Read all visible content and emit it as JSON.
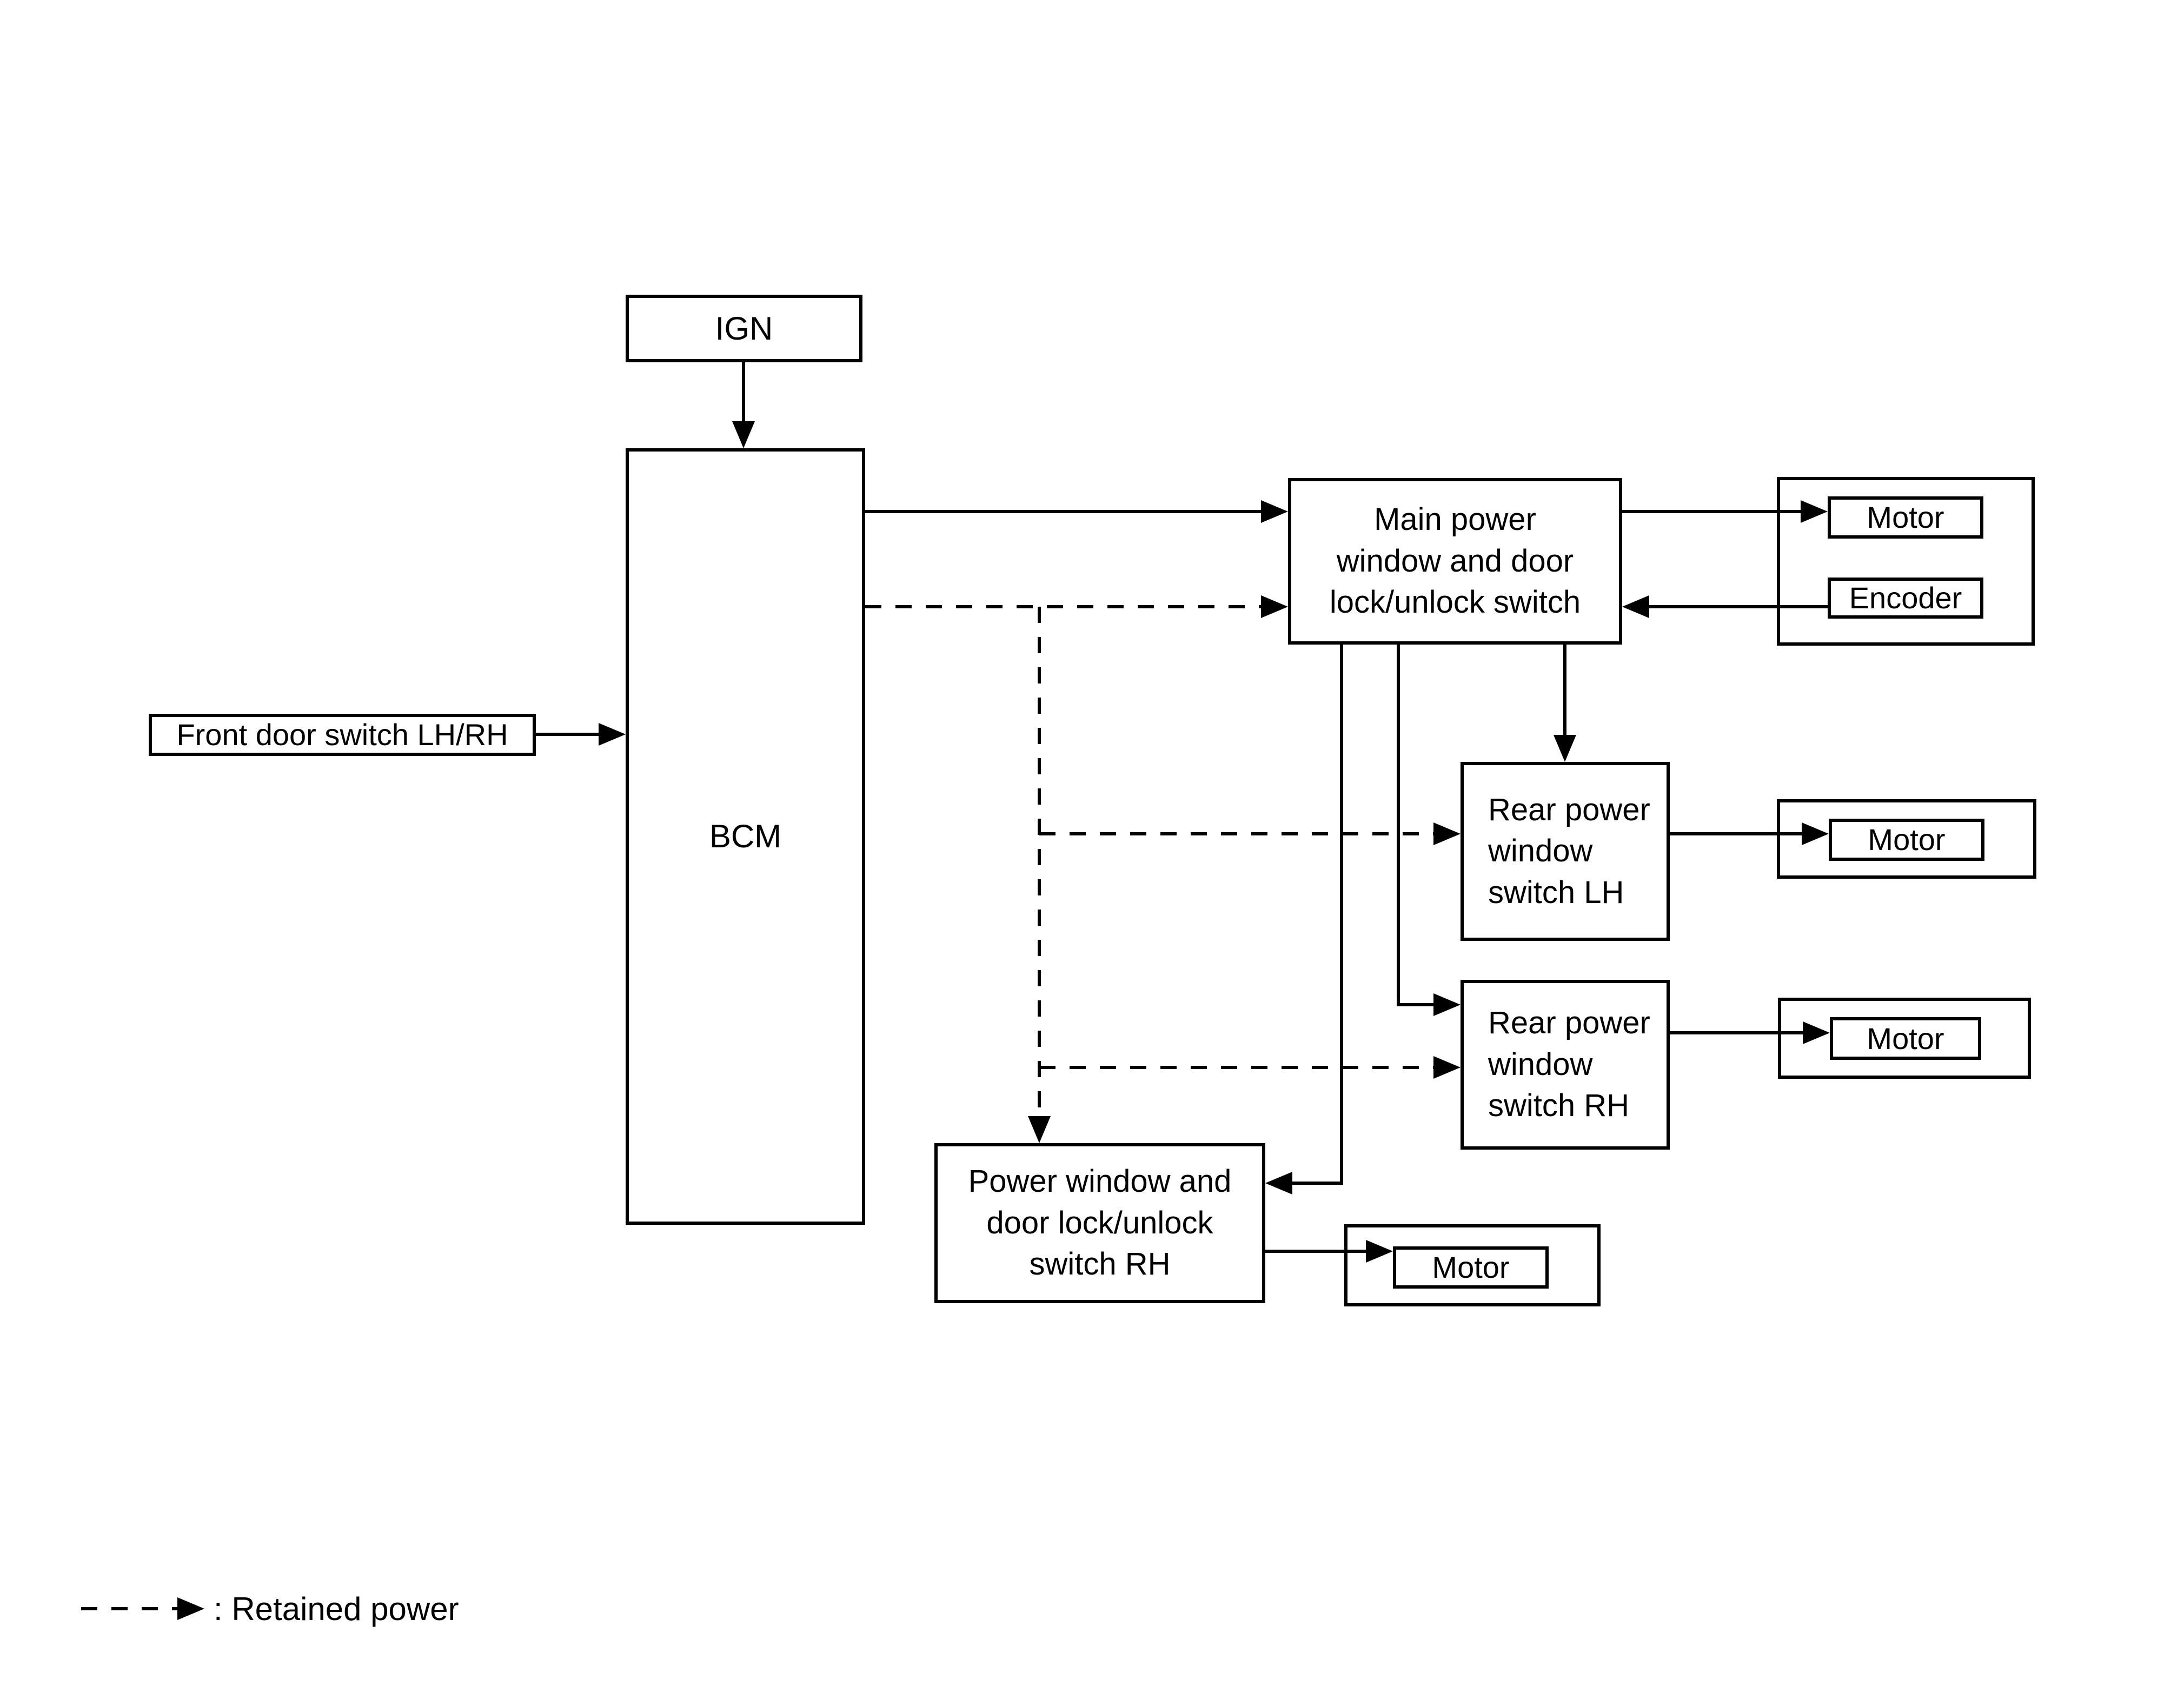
{
  "diagram": {
    "background_color": "#ffffff",
    "line_color": "#000000",
    "nodes": {
      "ign": {
        "label": "IGN"
      },
      "bcm": {
        "label": "BCM"
      },
      "front_door_switch": {
        "label": "Front door switch LH/RH"
      },
      "main_switch": {
        "label": [
          "Main power",
          "window and door",
          "lock/unlock switch"
        ]
      },
      "motor_main": {
        "label": "Motor"
      },
      "encoder": {
        "label": "Encoder"
      },
      "rear_switch_lh": {
        "label": [
          "Rear power",
          "window",
          "switch LH"
        ]
      },
      "motor_rear_lh": {
        "label": "Motor"
      },
      "rear_switch_rh": {
        "label": [
          "Rear power",
          "window",
          "switch RH"
        ]
      },
      "motor_rear_rh": {
        "label": "Motor"
      },
      "front_switch_rh": {
        "label": [
          "Power window and",
          "door lock/unlock",
          "switch RH"
        ]
      },
      "motor_front_rh": {
        "label": "Motor"
      }
    },
    "edges": [
      {
        "from": "IGN",
        "to": "BCM",
        "style": "solid"
      },
      {
        "from": "Front door switch LH/RH",
        "to": "BCM",
        "style": "solid"
      },
      {
        "from": "BCM",
        "to": "Main power window and door lock/unlock switch",
        "style": "solid"
      },
      {
        "from": "BCM",
        "to": "Main power window and door lock/unlock switch",
        "style": "dashed"
      },
      {
        "from": "BCM",
        "to": "Rear power window switch LH",
        "style": "dashed"
      },
      {
        "from": "BCM",
        "to": "Rear power window switch RH",
        "style": "dashed"
      },
      {
        "from": "BCM",
        "to": "Power window and door lock/unlock switch RH",
        "style": "dashed"
      },
      {
        "from": "Main power window and door lock/unlock switch",
        "to": "Motor",
        "style": "solid"
      },
      {
        "from": "Encoder",
        "to": "Main power window and door lock/unlock switch",
        "style": "solid"
      },
      {
        "from": "Main power window and door lock/unlock switch",
        "to": "Rear power window switch LH",
        "style": "solid"
      },
      {
        "from": "Main power window and door lock/unlock switch",
        "to": "Rear power window switch RH",
        "style": "solid"
      },
      {
        "from": "Main power window and door lock/unlock switch",
        "to": "Power window and door lock/unlock switch RH",
        "style": "solid"
      },
      {
        "from": "Rear power window switch LH",
        "to": "Motor",
        "style": "solid"
      },
      {
        "from": "Rear power window switch RH",
        "to": "Motor",
        "style": "solid"
      },
      {
        "from": "Power window and door lock/unlock switch RH",
        "to": "Motor",
        "style": "solid"
      }
    ],
    "legend": {
      "label": ": Retained power",
      "line_style": "dashed-arrow"
    }
  }
}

————

__WHAT IS NEEDED__:
Without including any picture, repeat the data exactly.

__TASK SOLUTION__:
Read all visible content and emit it as JSON.
{
  "diagram": {
    "background_color": "#ffffff",
    "line_color": "#000000",
    "nodes": {
      "ign": {
        "label": "IGN"
      },
      "bcm": {
        "label": "BCM"
      },
      "front_door_switch": {
        "label": "Front door switch LH/RH"
      },
      "main_switch": {
        "label": [
          "Main power",
          "window and door",
          "lock/unlock switch"
        ]
      },
      "motor_main": {
        "label": "Motor"
      },
      "encoder": {
        "label": "Encoder"
      },
      "rear_switch_lh": {
        "label": [
          "Rear power",
          "window",
          "switch LH"
        ]
      },
      "motor_rear_lh": {
        "label": "Motor"
      },
      "rear_switch_rh": {
        "label": [
          "Rear power",
          "window",
          "switch RH"
        ]
      },
      "motor_rear_rh": {
        "label": "Motor"
      },
      "front_switch_rh": {
        "label": [
          "Power window and",
          "door lock/unlock",
          "switch RH"
        ]
      },
      "motor_front_rh": {
        "label": "Motor"
      }
    },
    "edges": [
      {
        "from": "IGN",
        "to": "BCM",
        "style": "solid"
      },
      {
        "from": "Front door switch LH/RH",
        "to": "BCM",
        "style": "solid"
      },
      {
        "from": "BCM",
        "to": "Main power window and door lock/unlock switch",
        "style": "solid"
      },
      {
        "from": "BCM",
        "to": "Main power window and door lock/unlock switch",
        "style": "dashed"
      },
      {
        "from": "BCM",
        "to": "Rear power window switch LH",
        "style": "dashed"
      },
      {
        "from": "BCM",
        "to": "Rear power window switch RH",
        "style": "dashed"
      },
      {
        "from": "BCM",
        "to": "Power window and door lock/unlock switch RH",
        "style": "dashed"
      },
      {
        "from": "Main power window and door lock/unlock switch",
        "to": "Motor",
        "style": "solid"
      },
      {
        "from": "Encoder",
        "to": "Main power window and door lock/unlock switch",
        "style": "solid"
      },
      {
        "from": "Main power window and door lock/unlock switch",
        "to": "Rear power window switch LH",
        "style": "solid"
      },
      {
        "from": "Main power window and door lock/unlock switch",
        "to": "Rear power window switch RH",
        "style": "solid"
      },
      {
        "from": "Main power window and door lock/unlock switch",
        "to": "Power window and door lock/unlock switch RH",
        "style": "solid"
      },
      {
        "from": "Rear power window switch LH",
        "to": "Motor",
        "style": "solid"
      },
      {
        "from": "Rear power window switch RH",
        "to": "Motor",
        "style": "solid"
      },
      {
        "from": "Power window and door lock/unlock switch RH",
        "to": "Motor",
        "style": "solid"
      }
    ],
    "legend": {
      "label": ": Retained power",
      "line_style": "dashed-arrow"
    }
  }
}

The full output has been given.